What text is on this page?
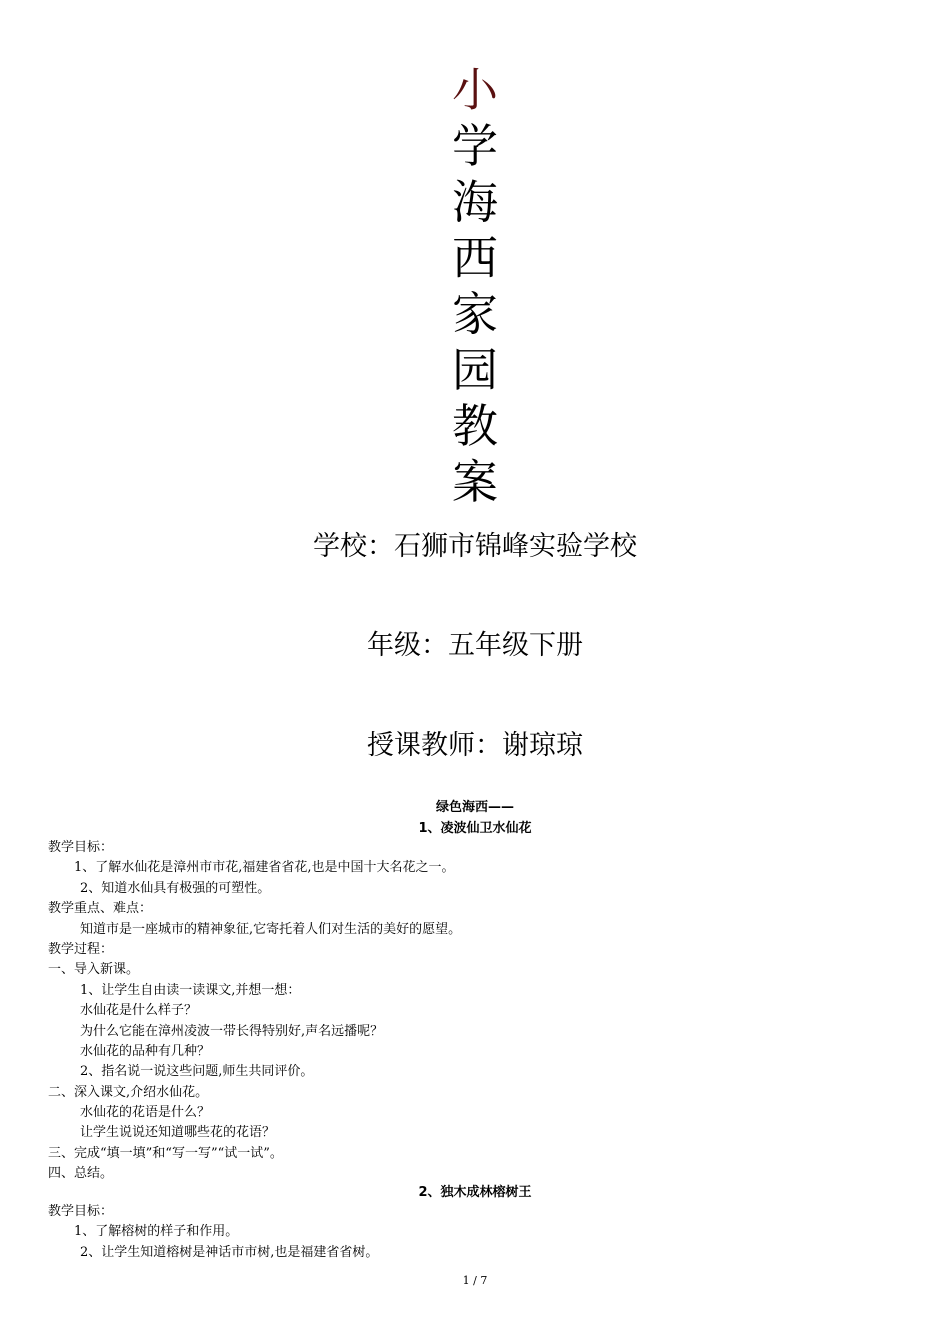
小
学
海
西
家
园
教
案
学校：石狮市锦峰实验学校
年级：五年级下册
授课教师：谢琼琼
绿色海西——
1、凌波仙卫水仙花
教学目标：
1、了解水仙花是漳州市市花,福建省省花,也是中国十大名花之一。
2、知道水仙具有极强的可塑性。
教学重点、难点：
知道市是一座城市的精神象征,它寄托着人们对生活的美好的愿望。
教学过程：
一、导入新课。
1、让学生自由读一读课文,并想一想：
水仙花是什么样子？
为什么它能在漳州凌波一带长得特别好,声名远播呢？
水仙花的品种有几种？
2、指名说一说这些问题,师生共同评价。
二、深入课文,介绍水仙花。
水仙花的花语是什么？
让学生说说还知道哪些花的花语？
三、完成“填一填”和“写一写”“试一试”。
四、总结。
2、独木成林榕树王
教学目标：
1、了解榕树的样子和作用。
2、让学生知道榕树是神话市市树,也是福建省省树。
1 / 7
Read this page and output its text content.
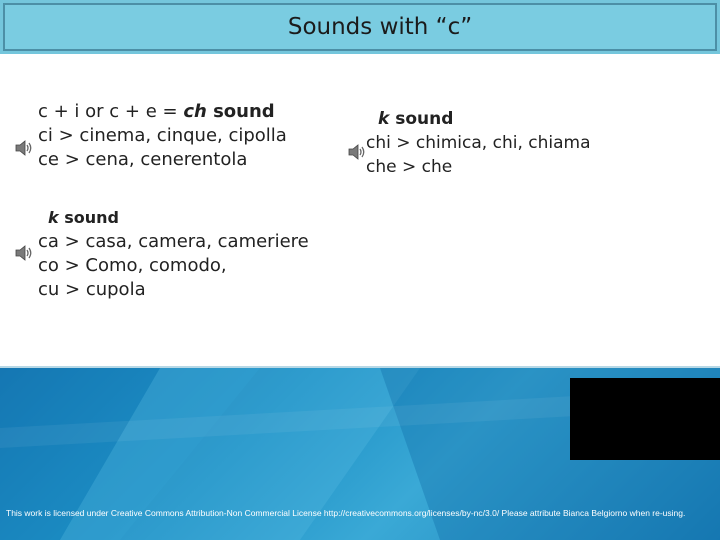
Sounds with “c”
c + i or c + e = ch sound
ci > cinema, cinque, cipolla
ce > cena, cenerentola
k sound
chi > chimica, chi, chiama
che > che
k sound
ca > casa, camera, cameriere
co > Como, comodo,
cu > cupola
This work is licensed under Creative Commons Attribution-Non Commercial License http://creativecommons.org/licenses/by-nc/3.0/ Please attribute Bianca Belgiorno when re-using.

■ ■ ■ ■ ■ ■ ■

Exercise directions
Whenever "page" turns up in a line, pick that line out.

Exercise response
What text is on this page?
Read this page and output its text content.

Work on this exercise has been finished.